■ DATA SHOWN:
************
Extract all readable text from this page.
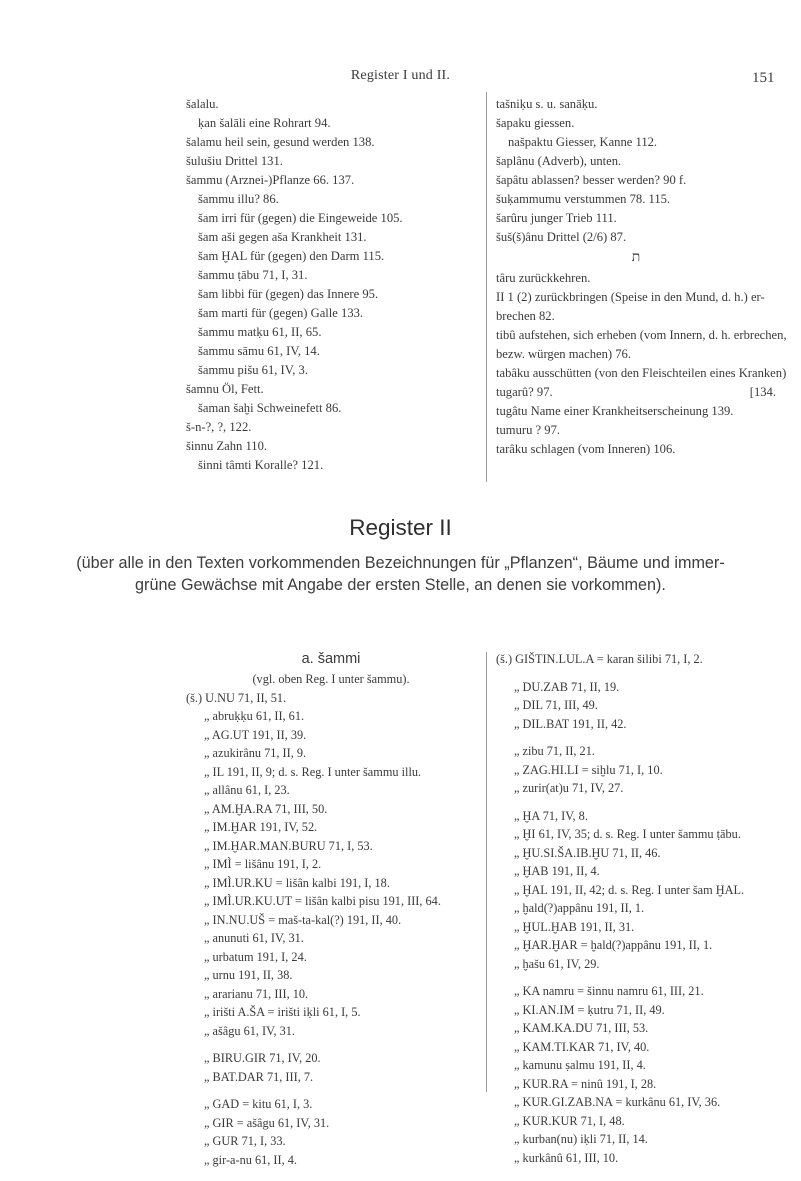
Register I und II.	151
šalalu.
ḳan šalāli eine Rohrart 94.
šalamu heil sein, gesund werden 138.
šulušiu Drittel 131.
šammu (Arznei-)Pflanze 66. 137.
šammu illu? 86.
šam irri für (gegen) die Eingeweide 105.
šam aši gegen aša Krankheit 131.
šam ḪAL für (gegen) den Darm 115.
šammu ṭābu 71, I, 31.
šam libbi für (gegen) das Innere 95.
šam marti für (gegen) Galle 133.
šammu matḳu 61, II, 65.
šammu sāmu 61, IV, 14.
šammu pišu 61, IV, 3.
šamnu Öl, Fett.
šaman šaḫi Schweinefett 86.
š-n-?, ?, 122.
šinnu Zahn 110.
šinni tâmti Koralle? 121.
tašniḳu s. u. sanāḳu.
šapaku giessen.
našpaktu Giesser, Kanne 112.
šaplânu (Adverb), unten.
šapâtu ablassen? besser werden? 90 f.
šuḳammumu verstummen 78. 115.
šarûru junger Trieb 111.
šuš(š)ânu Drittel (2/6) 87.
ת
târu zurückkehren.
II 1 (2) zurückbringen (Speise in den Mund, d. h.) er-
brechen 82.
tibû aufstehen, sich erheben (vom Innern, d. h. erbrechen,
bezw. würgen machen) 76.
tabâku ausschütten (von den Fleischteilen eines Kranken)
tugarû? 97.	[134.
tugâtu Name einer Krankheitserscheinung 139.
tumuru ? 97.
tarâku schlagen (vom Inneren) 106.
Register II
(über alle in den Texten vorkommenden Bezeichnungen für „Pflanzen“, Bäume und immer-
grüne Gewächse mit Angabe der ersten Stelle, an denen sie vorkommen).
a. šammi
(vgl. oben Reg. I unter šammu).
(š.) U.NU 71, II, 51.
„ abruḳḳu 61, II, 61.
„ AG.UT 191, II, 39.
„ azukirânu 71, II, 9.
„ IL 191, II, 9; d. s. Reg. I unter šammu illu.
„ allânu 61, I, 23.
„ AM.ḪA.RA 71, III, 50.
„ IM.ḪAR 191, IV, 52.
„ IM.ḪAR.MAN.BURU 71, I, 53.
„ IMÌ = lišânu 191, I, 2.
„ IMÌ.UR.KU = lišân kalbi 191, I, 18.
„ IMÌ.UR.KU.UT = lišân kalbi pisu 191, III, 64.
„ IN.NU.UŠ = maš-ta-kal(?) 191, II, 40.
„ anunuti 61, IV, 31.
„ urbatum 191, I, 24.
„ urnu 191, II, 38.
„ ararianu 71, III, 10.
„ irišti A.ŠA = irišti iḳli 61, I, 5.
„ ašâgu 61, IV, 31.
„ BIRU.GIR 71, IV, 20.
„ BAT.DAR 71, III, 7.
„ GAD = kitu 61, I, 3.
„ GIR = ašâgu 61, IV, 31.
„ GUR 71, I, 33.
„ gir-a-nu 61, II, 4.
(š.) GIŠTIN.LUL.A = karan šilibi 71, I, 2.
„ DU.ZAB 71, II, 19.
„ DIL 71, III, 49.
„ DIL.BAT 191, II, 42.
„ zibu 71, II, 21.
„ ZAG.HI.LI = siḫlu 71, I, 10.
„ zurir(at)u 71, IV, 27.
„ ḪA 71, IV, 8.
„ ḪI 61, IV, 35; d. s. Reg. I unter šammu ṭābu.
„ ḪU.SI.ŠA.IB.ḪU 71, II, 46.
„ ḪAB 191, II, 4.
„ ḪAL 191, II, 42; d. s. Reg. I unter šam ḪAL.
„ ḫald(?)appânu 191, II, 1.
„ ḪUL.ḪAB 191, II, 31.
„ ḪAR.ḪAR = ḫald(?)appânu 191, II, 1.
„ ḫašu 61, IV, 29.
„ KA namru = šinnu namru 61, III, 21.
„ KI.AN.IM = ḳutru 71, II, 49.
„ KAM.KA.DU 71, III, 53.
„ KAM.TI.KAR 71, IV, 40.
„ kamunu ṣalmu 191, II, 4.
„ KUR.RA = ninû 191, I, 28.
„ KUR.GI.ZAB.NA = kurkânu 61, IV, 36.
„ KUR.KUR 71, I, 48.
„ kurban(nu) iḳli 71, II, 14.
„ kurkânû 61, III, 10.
************
■ TASK:
Quote the records in their entirety, keeping the wording exact and excluding pictures.

■ EXERCISE RESPONSE:
Extract all readable text from this page.
Register I und II.	151
šalalu.
ḳan šalāli eine Rohrart 94.
šalamu heil sein, gesund werden 138.
šulušiu Drittel 131.
šammu (Arznei-)Pflanze 66. 137.
šammu illu? 86.
šam irri für (gegen) die Eingeweide 105.
šam aši gegen aša Krankheit 131.
šam ḪAL für (gegen) den Darm 115.
šammu ṭābu 71, I, 31.
šam libbi für (gegen) das Innere 95.
šam marti für (gegen) Galle 133.
šammu matḳu 61, II, 65.
šammu sāmu 61, IV, 14.
šammu pišu 61, IV, 3.
šamnu Öl, Fett.
šaman šaḫi Schweinefett 86.
š-n-?, ?, 122.
šinnu Zahn 110.
šinni tâmti Koralle? 121.
tašniḳu s. u. sanāḳu.
šapaku giessen.
našpaktu Giesser, Kanne 112.
šaplânu (Adverb), unten.
šapâtu ablassen? besser werden? 90 f.
šuḳammumu verstummen 78. 115.
šarûru junger Trieb 111.
šuš(š)ânu Drittel (2/6) 87.
ת
târu zurückkehren.
II 1 (2) zurückbringen (Speise in den Mund, d. h.) er-
brechen 82.
tibû aufstehen, sich erheben (vom Innern, d. h. erbrechen,
bezw. würgen machen) 76.
tabâku ausschütten (von den Fleischteilen eines Kranken)
tugarû? 97.	[134.
tugâtu Name einer Krankheitserscheinung 139.
tumuru ? 97.
tarâku schlagen (vom Inneren) 106.
Register II
(über alle in den Texten vorkommenden Bezeichnungen für „Pflanzen“, Bäume und immer-
grüne Gewächse mit Angabe der ersten Stelle, an denen sie vorkommen).
a. šammi
(vgl. oben Reg. I unter šammu).
(š.) U.NU 71, II, 51.
„ abruḳḳu 61, II, 61.
„ AG.UT 191, II, 39.
„ azukirânu 71, II, 9.
„ IL 191, II, 9; d. s. Reg. I unter šammu illu.
„ allânu 61, I, 23.
„ AM.ḪA.RA 71, III, 50.
„ IM.ḪAR 191, IV, 52.
„ IM.ḪAR.MAN.BURU 71, I, 53.
„ IMÌ = lišânu 191, I, 2.
„ IMÌ.UR.KU = lišân kalbi 191, I, 18.
„ IMÌ.UR.KU.UT = lišân kalbi pisu 191, III, 64.
„ IN.NU.UŠ = maš-ta-kal(?) 191, II, 40.
„ anunuti 61, IV, 31.
„ urbatum 191, I, 24.
„ urnu 191, II, 38.
„ ararianu 71, III, 10.
„ irišti A.ŠA = irišti iḳli 61, I, 5.
„ ašâgu 61, IV, 31.
„ BIRU.GIR 71, IV, 20.
„ BAT.DAR 71, III, 7.
„ GAD = kitu 61, I, 3.
„ GIR = ašâgu 61, IV, 31.
„ GUR 71, I, 33.
„ gir-a-nu 61, II, 4.
(š.) GIŠTIN.LUL.A = karan šilibi 71, I, 2.
„ DU.ZAB 71, II, 19.
„ DIL 71, III, 49.
„ DIL.BAT 191, II, 42.
„ zibu 71, II, 21.
„ ZAG.HI.LI = siḫlu 71, I, 10.
„ zurir(at)u 71, IV, 27.
„ ḪA 71, IV, 8.
„ ḪI 61, IV, 35; d. s. Reg. I unter šammu ṭābu.
„ ḪU.SI.ŠA.IB.ḪU 71, II, 46.
„ ḪAB 191, II, 4.
„ ḪAL 191, II, 42; d. s. Reg. I unter šam ḪAL.
„ ḫald(?)appânu 191, II, 1.
„ ḪUL.ḪAB 191, II, 31.
„ ḪAR.ḪAR = ḫald(?)appânu 191, II, 1.
„ ḫašu 61, IV, 29.
„ KA namru = šinnu namru 61, III, 21.
„ KI.AN.IM = ḳutru 71, II, 49.
„ KAM.KA.DU 71, III, 53.
„ KAM.TI.KAR 71, IV, 40.
„ kamunu ṣalmu 191, II, 4.
„ KUR.RA = ninû 191, I, 28.
„ KUR.GI.ZAB.NA = kurkânu 61, IV, 36.
„ KUR.KUR 71, I, 48.
„ kurban(nu) iḳli 71, II, 14.
„ kurkânû 61, III, 10.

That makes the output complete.